Only lines holding the word "Blackthorn" should be copied from the material.

(Data records)
======

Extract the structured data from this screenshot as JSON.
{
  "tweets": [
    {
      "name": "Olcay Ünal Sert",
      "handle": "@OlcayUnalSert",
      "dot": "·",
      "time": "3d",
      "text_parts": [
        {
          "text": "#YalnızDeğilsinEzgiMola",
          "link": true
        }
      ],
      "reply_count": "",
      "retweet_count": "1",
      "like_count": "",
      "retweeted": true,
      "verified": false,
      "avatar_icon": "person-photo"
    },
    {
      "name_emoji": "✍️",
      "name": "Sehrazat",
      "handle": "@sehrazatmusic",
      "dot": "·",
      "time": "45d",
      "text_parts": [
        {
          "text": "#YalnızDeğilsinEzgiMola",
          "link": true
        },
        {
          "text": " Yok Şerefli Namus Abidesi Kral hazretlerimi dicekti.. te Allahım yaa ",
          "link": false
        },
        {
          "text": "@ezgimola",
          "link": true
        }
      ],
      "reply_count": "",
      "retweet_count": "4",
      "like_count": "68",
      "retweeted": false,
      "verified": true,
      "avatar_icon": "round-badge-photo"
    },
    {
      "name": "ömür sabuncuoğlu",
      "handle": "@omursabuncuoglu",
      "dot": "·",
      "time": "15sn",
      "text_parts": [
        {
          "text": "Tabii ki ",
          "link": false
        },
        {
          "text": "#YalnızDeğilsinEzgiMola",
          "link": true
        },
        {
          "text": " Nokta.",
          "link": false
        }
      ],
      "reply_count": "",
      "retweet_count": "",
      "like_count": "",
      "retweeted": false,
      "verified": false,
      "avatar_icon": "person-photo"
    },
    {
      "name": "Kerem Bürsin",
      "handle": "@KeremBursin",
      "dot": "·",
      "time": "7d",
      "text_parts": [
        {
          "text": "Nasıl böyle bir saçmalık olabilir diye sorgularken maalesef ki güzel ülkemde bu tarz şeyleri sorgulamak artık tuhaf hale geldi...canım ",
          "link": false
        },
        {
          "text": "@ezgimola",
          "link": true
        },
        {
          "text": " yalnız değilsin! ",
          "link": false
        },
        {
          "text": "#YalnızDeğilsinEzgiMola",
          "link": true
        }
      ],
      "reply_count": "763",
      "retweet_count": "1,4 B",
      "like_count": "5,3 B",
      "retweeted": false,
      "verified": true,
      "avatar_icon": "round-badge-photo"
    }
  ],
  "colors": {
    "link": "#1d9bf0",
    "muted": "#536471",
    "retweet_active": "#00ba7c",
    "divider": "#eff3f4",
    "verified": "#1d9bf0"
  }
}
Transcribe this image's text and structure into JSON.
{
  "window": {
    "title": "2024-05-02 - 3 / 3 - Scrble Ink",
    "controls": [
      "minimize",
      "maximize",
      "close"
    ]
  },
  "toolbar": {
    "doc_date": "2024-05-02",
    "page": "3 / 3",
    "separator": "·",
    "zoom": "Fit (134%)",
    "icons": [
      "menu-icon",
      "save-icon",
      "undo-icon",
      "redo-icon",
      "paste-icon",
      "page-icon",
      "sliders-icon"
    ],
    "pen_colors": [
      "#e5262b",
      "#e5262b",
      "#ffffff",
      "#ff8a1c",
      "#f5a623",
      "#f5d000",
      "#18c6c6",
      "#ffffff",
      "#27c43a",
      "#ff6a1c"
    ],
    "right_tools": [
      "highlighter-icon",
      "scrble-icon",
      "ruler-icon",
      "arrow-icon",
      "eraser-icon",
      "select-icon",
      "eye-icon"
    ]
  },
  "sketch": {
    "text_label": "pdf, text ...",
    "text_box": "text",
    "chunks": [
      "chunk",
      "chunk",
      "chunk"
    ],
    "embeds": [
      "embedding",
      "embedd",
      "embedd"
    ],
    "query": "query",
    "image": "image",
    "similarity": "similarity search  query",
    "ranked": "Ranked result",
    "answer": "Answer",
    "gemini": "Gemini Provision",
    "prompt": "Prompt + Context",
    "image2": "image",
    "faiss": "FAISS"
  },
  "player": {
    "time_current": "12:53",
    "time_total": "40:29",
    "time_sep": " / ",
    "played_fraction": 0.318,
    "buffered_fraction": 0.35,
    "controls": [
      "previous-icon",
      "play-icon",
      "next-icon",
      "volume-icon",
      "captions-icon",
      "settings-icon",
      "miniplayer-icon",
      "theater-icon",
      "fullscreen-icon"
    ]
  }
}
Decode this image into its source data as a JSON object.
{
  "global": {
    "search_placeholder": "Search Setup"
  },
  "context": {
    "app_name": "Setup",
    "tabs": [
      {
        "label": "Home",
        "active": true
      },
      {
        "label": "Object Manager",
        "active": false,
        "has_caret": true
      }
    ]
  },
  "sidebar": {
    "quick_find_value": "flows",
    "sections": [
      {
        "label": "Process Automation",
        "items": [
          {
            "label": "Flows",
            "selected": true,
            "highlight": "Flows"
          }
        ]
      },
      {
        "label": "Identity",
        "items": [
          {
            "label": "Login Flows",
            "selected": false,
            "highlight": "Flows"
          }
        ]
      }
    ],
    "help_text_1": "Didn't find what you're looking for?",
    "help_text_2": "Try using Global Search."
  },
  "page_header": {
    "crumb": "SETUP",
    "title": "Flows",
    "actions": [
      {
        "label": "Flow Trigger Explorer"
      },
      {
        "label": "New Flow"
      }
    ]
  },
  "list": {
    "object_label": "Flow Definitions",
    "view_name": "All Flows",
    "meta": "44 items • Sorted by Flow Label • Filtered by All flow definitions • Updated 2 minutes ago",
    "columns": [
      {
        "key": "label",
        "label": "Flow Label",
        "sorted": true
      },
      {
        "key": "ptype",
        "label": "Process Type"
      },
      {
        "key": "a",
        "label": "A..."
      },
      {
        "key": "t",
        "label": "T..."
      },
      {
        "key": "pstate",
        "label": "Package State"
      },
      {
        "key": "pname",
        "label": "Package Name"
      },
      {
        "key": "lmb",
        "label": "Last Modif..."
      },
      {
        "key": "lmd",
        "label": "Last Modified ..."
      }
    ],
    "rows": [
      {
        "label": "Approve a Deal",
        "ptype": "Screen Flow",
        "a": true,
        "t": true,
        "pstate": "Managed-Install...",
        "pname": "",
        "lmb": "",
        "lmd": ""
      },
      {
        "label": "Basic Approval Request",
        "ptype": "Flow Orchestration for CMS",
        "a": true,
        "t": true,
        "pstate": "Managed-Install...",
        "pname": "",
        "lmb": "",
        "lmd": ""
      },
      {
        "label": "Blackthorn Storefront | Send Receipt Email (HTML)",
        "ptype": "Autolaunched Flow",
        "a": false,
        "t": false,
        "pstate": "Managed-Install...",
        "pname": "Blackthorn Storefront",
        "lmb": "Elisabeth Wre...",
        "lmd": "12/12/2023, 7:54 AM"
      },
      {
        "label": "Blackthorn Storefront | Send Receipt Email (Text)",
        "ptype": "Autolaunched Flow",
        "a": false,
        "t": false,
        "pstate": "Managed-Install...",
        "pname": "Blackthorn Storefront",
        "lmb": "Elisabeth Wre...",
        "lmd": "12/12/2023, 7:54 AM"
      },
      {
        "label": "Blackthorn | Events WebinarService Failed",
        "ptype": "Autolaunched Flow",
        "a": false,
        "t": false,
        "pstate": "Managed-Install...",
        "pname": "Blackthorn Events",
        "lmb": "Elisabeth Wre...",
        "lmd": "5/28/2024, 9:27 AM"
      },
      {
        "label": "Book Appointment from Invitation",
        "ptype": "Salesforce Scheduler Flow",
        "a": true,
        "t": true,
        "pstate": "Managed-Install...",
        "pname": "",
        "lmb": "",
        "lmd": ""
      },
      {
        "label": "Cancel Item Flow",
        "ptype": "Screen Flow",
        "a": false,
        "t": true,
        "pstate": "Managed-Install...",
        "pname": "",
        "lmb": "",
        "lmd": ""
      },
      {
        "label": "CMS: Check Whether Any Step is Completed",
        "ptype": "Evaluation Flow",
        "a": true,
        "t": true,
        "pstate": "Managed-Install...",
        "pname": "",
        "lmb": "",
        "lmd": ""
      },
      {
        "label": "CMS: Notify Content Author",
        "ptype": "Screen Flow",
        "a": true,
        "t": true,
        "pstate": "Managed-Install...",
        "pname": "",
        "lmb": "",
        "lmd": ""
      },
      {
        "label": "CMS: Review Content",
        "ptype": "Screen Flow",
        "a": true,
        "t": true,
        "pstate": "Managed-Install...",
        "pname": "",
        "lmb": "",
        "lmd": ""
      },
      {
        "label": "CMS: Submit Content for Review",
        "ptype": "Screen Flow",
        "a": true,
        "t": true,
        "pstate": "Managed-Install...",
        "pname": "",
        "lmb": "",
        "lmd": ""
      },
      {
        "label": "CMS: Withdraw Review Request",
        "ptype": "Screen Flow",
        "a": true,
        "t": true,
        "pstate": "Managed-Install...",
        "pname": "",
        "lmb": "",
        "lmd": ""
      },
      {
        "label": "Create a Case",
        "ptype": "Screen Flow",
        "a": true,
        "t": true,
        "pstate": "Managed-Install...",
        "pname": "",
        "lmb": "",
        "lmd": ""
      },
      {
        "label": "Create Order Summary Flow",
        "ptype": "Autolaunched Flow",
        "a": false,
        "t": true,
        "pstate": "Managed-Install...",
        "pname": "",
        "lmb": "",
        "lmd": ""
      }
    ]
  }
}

======

* [Answer for the task]:
        "label": "Blackthorn Storefront | Send Receipt Email (HTML)",
        "pname": "Blackthorn Storefront",
        "label": "Blackthorn Storefront | Send Receipt Email (Text)",
        "pname": "Blackthorn Storefront",
        "label": "Blackthorn | Events WebinarService Failed",
        "pname": "Blackthorn Events",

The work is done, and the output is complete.